#### RECORD EXCERPTS ####

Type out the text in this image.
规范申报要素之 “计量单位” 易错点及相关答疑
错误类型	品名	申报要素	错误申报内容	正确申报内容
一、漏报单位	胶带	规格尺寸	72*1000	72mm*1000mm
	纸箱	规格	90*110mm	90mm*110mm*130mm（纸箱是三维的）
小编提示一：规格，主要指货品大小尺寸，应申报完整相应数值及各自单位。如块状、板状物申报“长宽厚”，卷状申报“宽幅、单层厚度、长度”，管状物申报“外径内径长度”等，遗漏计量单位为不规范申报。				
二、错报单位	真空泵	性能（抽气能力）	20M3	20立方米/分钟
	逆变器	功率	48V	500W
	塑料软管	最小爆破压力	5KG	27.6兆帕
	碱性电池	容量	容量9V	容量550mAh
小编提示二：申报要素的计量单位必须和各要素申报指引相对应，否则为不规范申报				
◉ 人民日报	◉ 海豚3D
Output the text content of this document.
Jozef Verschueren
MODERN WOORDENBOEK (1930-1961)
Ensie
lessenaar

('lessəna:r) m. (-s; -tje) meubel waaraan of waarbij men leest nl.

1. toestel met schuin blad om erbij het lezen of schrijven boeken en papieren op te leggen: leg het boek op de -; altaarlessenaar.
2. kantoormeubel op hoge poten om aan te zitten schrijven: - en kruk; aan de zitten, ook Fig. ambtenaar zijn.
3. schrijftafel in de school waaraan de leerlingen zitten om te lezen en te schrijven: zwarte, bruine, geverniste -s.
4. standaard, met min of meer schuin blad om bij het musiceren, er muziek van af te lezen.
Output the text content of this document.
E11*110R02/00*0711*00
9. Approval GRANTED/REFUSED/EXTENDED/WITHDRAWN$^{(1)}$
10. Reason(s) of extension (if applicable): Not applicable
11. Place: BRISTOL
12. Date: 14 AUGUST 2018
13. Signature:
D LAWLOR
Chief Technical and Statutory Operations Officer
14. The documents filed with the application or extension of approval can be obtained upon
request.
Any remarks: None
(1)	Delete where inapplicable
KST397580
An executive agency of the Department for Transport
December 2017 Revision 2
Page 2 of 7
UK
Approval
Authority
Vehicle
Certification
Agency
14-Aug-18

####

### THE EXERCISE
Report only the number of lines that hold the string "lezen" in this listing.

### WRITTEN RESPONSE
3